## REQUIREMENTS
Skip the pictures and repeat each line of the data exactly.

__________________________________________________

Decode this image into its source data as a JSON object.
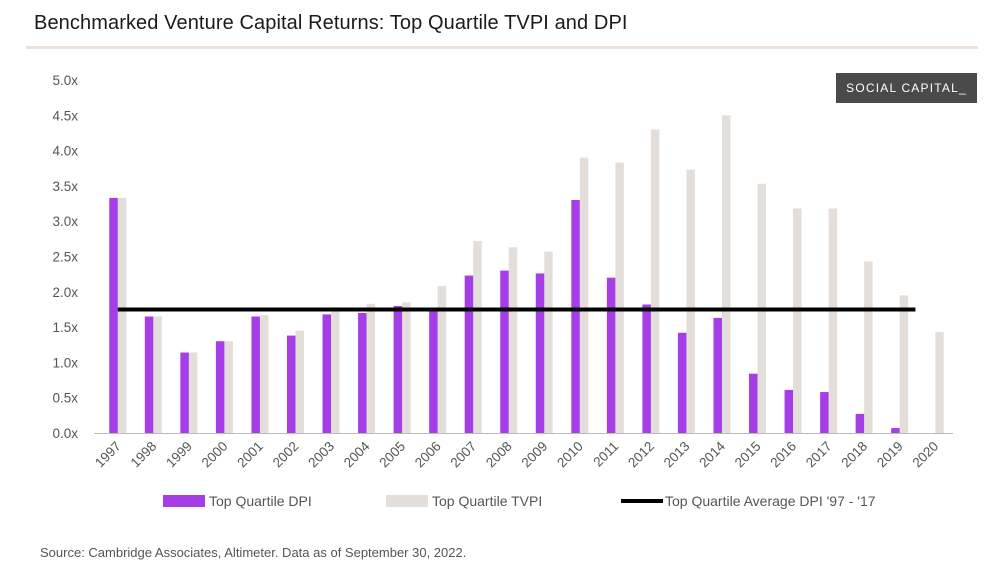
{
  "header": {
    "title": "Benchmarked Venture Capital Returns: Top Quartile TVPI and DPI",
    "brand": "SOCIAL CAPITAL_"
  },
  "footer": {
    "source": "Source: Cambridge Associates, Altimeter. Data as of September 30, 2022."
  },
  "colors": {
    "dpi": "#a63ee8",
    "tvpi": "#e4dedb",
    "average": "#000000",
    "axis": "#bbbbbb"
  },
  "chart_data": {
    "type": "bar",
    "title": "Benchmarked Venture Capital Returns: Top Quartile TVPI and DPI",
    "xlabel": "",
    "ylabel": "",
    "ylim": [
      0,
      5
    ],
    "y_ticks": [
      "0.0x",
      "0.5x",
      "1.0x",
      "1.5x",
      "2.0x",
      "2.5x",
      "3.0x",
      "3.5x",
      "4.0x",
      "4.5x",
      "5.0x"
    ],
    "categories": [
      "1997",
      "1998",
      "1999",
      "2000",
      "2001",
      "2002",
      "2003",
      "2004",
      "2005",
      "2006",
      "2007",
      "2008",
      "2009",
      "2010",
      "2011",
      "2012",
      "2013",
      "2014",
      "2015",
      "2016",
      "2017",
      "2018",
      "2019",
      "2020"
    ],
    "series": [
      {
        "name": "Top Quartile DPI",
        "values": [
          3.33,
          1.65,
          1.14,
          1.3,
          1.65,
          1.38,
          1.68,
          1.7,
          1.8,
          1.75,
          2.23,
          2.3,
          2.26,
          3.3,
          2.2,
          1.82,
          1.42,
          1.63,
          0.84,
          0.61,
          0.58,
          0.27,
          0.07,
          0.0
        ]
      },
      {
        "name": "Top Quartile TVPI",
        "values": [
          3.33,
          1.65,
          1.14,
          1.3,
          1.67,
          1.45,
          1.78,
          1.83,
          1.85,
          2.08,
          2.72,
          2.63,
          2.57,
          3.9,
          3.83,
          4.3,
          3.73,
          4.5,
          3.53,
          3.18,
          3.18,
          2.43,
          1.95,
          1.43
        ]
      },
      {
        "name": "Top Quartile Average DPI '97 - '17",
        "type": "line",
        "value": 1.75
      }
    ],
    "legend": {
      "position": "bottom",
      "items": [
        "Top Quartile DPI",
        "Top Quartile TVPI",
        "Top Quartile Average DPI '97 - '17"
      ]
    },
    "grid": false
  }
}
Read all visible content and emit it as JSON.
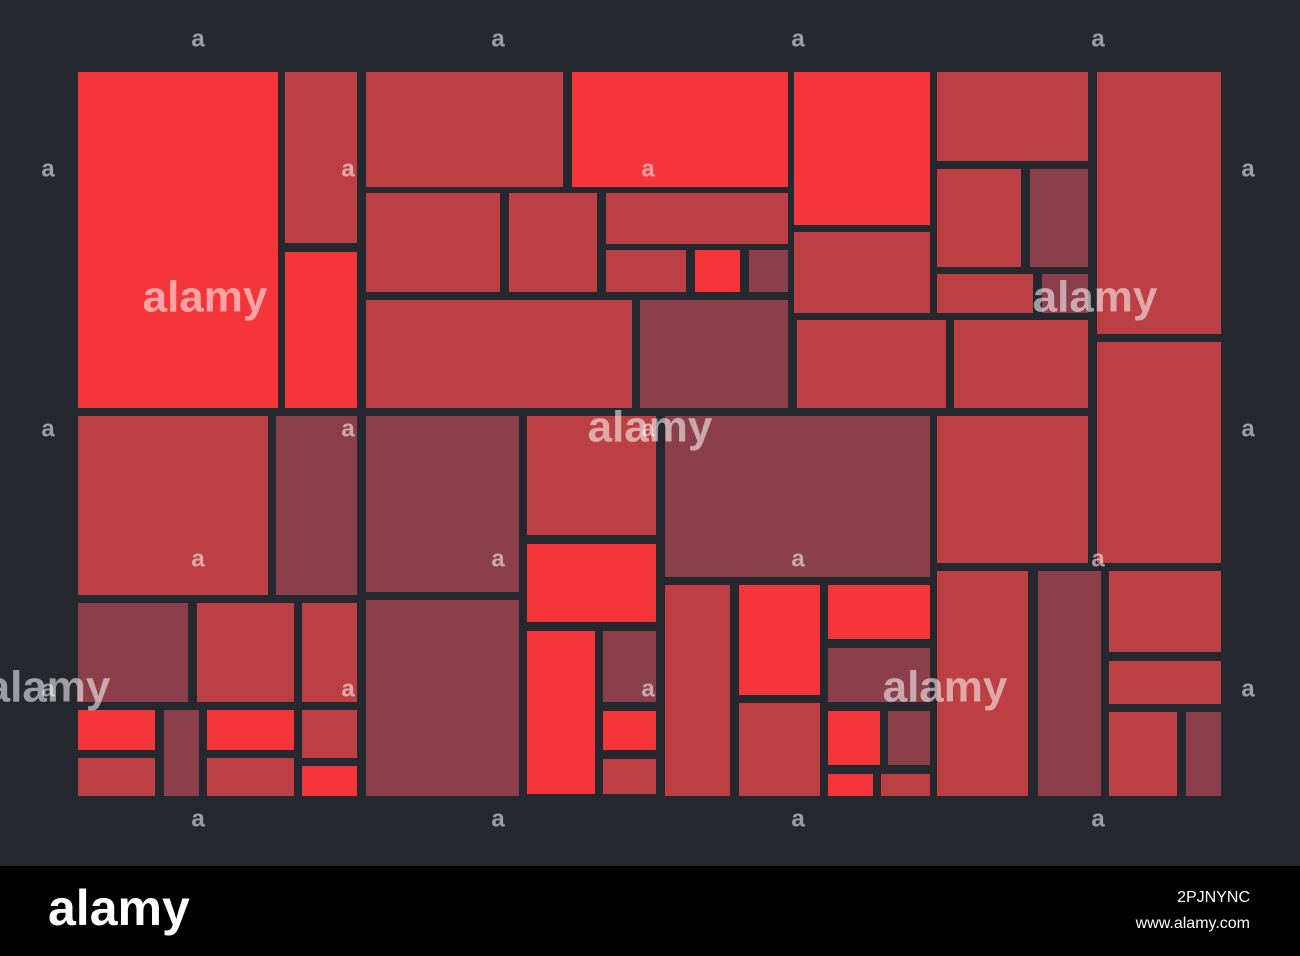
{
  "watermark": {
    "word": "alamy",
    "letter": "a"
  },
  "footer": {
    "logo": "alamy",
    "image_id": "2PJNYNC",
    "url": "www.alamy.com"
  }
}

__________________________________________________

## CORRECT RESULT
Decode this image into its source data as a JSON object.
{
  "header": {
    "title": "Benchmarked Venture Capital Returns: Top Quartile TVPI and DPI",
    "brand": "SOCIAL CAPITAL_"
  },
  "footer": {
    "source": "Source: Cambridge Associates, Altimeter. Data as of September 30, 2022."
  },
  "colors": {
    "dpi": "#a63ee8",
    "tvpi": "#e4dedb",
    "average": "#000000",
    "axis": "#bbbbbb"
  },
  "chart_data": {
    "type": "bar",
    "title": "Benchmarked Venture Capital Returns: Top Quartile TVPI and DPI",
    "xlabel": "",
    "ylabel": "",
    "ylim": [
      0,
      5
    ],
    "y_ticks": [
      "0.0x",
      "0.5x",
      "1.0x",
      "1.5x",
      "2.0x",
      "2.5x",
      "3.0x",
      "3.5x",
      "4.0x",
      "4.5x",
      "5.0x"
    ],
    "categories": [
      "1997",
      "1998",
      "1999",
      "2000",
      "2001",
      "2002",
      "2003",
      "2004",
      "2005",
      "2006",
      "2007",
      "2008",
      "2009",
      "2010",
      "2011",
      "2012",
      "2013",
      "2014",
      "2015",
      "2016",
      "2017",
      "2018",
      "2019",
      "2020"
    ],
    "series": [
      {
        "name": "Top Quartile DPI",
        "values": [
          3.33,
          1.65,
          1.14,
          1.3,
          1.65,
          1.38,
          1.68,
          1.7,
          1.8,
          1.75,
          2.23,
          2.3,
          2.26,
          3.3,
          2.2,
          1.82,
          1.42,
          1.63,
          0.84,
          0.61,
          0.58,
          0.27,
          0.07,
          0.0
        ]
      },
      {
        "name": "Top Quartile TVPI",
        "values": [
          3.33,
          1.65,
          1.14,
          1.3,
          1.67,
          1.45,
          1.78,
          1.83,
          1.85,
          2.08,
          2.72,
          2.63,
          2.57,
          3.9,
          3.83,
          4.3,
          3.73,
          4.5,
          3.53,
          3.18,
          3.18,
          2.43,
          1.95,
          1.43
        ]
      },
      {
        "name": "Top Quartile Average DPI '97 - '17",
        "type": "line",
        "value": 1.75
      }
    ],
    "legend": {
      "position": "bottom",
      "items": [
        "Top Quartile DPI",
        "Top Quartile TVPI",
        "Top Quartile Average DPI '97 - '17"
      ]
    },
    "grid": false
  }
}
Read all visible content and emit it as JSON.
{
  "watermark": {
    "word": "alamy",
    "letter": "a"
  },
  "footer": {
    "logo": "alamy",
    "image_id": "2PJNYNC",
    "url": "www.alamy.com"
  }
}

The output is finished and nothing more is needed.